**Directions for this task**
Revise the material below so that every "ephemeris-value" reads "ephemeris-entry", and leave everything else as it is.

**Given records**
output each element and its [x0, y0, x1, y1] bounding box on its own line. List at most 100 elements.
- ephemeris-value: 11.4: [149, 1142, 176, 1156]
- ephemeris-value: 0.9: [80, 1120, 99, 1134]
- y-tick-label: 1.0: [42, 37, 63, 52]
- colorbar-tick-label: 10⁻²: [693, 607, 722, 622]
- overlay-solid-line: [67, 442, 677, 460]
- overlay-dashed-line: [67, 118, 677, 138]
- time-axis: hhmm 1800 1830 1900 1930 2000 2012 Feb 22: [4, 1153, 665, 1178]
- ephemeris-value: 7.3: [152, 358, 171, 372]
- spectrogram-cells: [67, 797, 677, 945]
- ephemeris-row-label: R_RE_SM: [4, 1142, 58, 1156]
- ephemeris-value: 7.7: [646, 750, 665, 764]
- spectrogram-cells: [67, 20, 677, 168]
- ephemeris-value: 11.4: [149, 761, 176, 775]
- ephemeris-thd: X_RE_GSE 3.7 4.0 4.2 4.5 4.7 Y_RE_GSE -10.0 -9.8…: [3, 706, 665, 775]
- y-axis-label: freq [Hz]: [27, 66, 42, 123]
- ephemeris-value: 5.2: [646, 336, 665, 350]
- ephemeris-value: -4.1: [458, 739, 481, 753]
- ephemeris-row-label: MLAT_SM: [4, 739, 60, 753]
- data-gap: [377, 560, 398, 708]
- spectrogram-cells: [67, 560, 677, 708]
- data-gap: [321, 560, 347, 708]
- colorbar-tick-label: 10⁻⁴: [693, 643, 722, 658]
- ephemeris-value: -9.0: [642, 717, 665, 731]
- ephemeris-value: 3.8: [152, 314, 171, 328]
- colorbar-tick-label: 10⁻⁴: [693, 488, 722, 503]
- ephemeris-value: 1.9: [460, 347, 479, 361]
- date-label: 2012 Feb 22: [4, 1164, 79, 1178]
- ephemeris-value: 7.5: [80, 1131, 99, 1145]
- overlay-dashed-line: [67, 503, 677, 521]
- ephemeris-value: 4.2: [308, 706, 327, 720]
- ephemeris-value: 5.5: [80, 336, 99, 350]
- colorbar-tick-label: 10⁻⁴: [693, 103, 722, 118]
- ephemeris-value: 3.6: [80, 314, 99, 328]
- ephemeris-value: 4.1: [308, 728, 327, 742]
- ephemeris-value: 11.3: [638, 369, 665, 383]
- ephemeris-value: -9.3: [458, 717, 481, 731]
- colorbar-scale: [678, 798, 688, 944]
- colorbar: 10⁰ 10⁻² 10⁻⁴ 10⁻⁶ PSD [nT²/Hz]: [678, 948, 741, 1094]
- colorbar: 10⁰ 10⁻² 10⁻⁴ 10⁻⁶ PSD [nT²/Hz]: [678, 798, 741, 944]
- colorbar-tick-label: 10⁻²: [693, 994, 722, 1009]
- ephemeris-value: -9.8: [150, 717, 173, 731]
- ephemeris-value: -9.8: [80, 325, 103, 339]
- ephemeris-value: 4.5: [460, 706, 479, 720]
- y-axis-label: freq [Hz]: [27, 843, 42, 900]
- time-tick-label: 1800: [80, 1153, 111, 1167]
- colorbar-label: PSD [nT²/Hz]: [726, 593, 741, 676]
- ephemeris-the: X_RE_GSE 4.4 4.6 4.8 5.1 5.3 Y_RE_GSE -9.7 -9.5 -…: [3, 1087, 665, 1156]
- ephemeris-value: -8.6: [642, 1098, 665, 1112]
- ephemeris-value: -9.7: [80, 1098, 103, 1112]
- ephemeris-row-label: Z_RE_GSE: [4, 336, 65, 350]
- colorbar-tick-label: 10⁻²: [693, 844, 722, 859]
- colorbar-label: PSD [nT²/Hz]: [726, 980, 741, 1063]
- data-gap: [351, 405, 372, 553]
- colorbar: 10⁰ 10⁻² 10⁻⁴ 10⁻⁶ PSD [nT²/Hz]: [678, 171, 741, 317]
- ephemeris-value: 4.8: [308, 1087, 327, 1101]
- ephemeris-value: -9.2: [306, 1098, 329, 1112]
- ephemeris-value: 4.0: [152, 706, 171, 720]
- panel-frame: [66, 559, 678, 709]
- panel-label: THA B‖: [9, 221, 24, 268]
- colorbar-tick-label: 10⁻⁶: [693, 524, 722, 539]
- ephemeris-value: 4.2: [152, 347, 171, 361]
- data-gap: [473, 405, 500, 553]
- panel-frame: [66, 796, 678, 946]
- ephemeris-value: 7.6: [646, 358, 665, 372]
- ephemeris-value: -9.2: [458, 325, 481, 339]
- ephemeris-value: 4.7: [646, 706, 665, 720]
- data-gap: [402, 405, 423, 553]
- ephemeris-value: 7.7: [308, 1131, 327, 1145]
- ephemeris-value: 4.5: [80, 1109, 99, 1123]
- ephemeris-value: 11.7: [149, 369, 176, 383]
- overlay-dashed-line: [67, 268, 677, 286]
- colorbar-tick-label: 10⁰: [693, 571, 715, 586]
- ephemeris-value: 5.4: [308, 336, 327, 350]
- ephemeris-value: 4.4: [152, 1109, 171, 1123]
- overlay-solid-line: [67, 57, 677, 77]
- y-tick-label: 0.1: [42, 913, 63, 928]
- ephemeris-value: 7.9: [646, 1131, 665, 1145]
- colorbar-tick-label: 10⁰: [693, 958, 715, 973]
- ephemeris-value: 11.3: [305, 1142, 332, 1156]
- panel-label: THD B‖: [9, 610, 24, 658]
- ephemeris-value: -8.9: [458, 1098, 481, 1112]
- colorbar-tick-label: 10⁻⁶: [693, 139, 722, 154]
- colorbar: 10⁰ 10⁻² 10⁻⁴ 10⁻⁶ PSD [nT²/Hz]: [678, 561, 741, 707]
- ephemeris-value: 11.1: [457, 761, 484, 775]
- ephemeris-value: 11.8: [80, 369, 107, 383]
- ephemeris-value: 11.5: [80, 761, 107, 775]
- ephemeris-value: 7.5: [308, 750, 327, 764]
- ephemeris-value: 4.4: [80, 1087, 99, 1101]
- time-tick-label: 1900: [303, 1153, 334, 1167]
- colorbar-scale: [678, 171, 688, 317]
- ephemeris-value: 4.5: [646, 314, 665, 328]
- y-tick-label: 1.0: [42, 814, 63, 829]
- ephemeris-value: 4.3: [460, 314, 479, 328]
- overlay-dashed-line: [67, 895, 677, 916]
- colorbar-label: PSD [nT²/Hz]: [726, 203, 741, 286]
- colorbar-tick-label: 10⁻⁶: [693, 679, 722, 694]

**Solution below**
output each element and its [x0, y0, x1, y1] bounding box on its own line. List at most 100 elements.
- ephemeris-entry: 11.4: [149, 1142, 176, 1156]
- ephemeris-entry: 0.9: [80, 1120, 99, 1134]
- y-tick-label: 1.0: [42, 37, 63, 52]
- colorbar-tick-label: 10⁻²: [693, 607, 722, 622]
- overlay-solid-line: [67, 442, 677, 460]
- overlay-dashed-line: [67, 118, 677, 138]
- time-axis: hhmm 1800 1830 1900 1930 2000 2012 Feb 22: [4, 1153, 665, 1178]
- ephemeris-entry: 7.3: [152, 358, 171, 372]
- spectrogram-cells: [67, 797, 677, 945]
- ephemeris-row-label: R_RE_SM: [4, 1142, 58, 1156]
- ephemeris-entry: 7.7: [646, 750, 665, 764]
- spectrogram-cells: [67, 20, 677, 168]
- ephemeris-entry: 11.4: [149, 761, 176, 775]
- ephemeris-thd: X_RE_GSE 3.7 4.0 4.2 4.5 4.7 Y_RE_GSE -10.0 -9.8…: [3, 706, 665, 775]
- y-axis-label: freq [Hz]: [27, 66, 42, 123]
- ephemeris-entry: 5.2: [646, 336, 665, 350]
- ephemeris-entry: -4.1: [458, 739, 481, 753]
- ephemeris-row-label: MLAT_SM: [4, 739, 60, 753]
- data-gap: [377, 560, 398, 708]
- spectrogram-cells: [67, 560, 677, 708]
- data-gap: [321, 560, 347, 708]
- colorbar-tick-label: 10⁻⁴: [693, 643, 722, 658]
- ephemeris-entry: -9.0: [642, 717, 665, 731]
- ephemeris-entry: 3.8: [152, 314, 171, 328]
- colorbar-tick-label: 10⁻⁴: [693, 488, 722, 503]
- ephemeris-entry: 1.9: [460, 347, 479, 361]
- date-label: 2012 Feb 22: [4, 1164, 79, 1178]
- ephemeris-entry: 7.5: [80, 1131, 99, 1145]
- overlay-dashed-line: [67, 503, 677, 521]
- ephemeris-entry: 4.2: [308, 706, 327, 720]
- ephemeris-entry: 5.5: [80, 336, 99, 350]
- colorbar-tick-label: 10⁻⁴: [693, 103, 722, 118]
- ephemeris-entry: 3.6: [80, 314, 99, 328]
- ephemeris-entry: 4.1: [308, 728, 327, 742]
- ephemeris-entry: 11.3: [638, 369, 665, 383]
- ephemeris-entry: -9.3: [458, 717, 481, 731]
- colorbar-scale: [678, 798, 688, 944]
- colorbar: 10⁰ 10⁻² 10⁻⁴ 10⁻⁶ PSD [nT²/Hz]: [678, 948, 741, 1094]
- colorbar: 10⁰ 10⁻² 10⁻⁴ 10⁻⁶ PSD [nT²/Hz]: [678, 798, 741, 944]
- colorbar-tick-label: 10⁻²: [693, 994, 722, 1009]
- ephemeris-entry: -9.8: [150, 717, 173, 731]
- ephemeris-entry: -9.8: [80, 325, 103, 339]
- ephemeris-entry: 4.5: [460, 706, 479, 720]
- y-axis-label: freq [Hz]: [27, 843, 42, 900]
- time-tick-label: 1800: [80, 1153, 111, 1167]
- colorbar-label: PSD [nT²/Hz]: [726, 593, 741, 676]
- ephemeris-the: X_RE_GSE 4.4 4.6 4.8 5.1 5.3 Y_RE_GSE -9.7 -9.5 -…: [3, 1087, 665, 1156]
- ephemeris-entry: -8.6: [642, 1098, 665, 1112]
- ephemeris-entry: -9.7: [80, 1098, 103, 1112]
- ephemeris-row-label: Z_RE_GSE: [4, 336, 65, 350]
- colorbar-tick-label: 10⁻²: [693, 844, 722, 859]
- colorbar-label: PSD [nT²/Hz]: [726, 980, 741, 1063]
- data-gap: [351, 405, 372, 553]
- colorbar: 10⁰ 10⁻² 10⁻⁴ 10⁻⁶ PSD [nT²/Hz]: [678, 171, 741, 317]
- ephemeris-entry: 4.8: [308, 1087, 327, 1101]
- ephemeris-entry: -9.2: [306, 1098, 329, 1112]
- ephemeris-entry: 4.0: [152, 706, 171, 720]
- panel-frame: [66, 559, 678, 709]
- panel-label: THA B‖: [9, 221, 24, 268]
- colorbar-tick-label: 10⁻⁶: [693, 524, 722, 539]
- ephemeris-entry: 4.2: [152, 347, 171, 361]
- data-gap: [473, 405, 500, 553]
- panel-frame: [66, 796, 678, 946]
- ephemeris-entry: 7.6: [646, 358, 665, 372]
- ephemeris-entry: -9.2: [458, 325, 481, 339]
- ephemeris-entry: 4.7: [646, 706, 665, 720]
- data-gap: [402, 405, 423, 553]
- ephemeris-entry: 7.7: [308, 1131, 327, 1145]
- ephemeris-entry: 4.5: [80, 1109, 99, 1123]
- ephemeris-entry: 11.7: [149, 369, 176, 383]
- overlay-dashed-line: [67, 268, 677, 286]
- colorbar-tick-label: 10⁰: [693, 571, 715, 586]
- ephemeris-entry: 5.4: [308, 336, 327, 350]
- ephemeris-entry: 4.4: [152, 1109, 171, 1123]
- overlay-solid-line: [67, 57, 677, 77]
- y-tick-label: 0.1: [42, 913, 63, 928]
- ephemeris-entry: 7.9: [646, 1131, 665, 1145]
- colorbar-tick-label: 10⁰: [693, 958, 715, 973]
- ephemeris-entry: 11.3: [305, 1142, 332, 1156]
- panel-label: THD B‖: [9, 610, 24, 658]
- ephemeris-entry: -8.9: [458, 1098, 481, 1112]
- colorbar-tick-label: 10⁻⁶: [693, 139, 722, 154]
- colorbar: 10⁰ 10⁻² 10⁻⁴ 10⁻⁶ PSD [nT²/Hz]: [678, 561, 741, 707]
- ephemeris-entry: 11.1: [457, 761, 484, 775]
- ephemeris-entry: 11.8: [80, 369, 107, 383]
- ephemeris-entry: 11.5: [80, 761, 107, 775]
- ephemeris-entry: 7.5: [308, 750, 327, 764]
- ephemeris-entry: 4.4: [80, 1087, 99, 1101]
- time-tick-label: 1900: [303, 1153, 334, 1167]
- colorbar-scale: [678, 171, 688, 317]
- ephemeris-entry: 4.5: [646, 314, 665, 328]
- y-tick-label: 1.0: [42, 814, 63, 829]
- ephemeris-entry: 4.3: [460, 314, 479, 328]
- overlay-dashed-line: [67, 895, 677, 916]
- colorbar-label: PSD [nT²/Hz]: [726, 203, 741, 286]
- colorbar-tick-label: 10⁻⁶: [693, 679, 722, 694]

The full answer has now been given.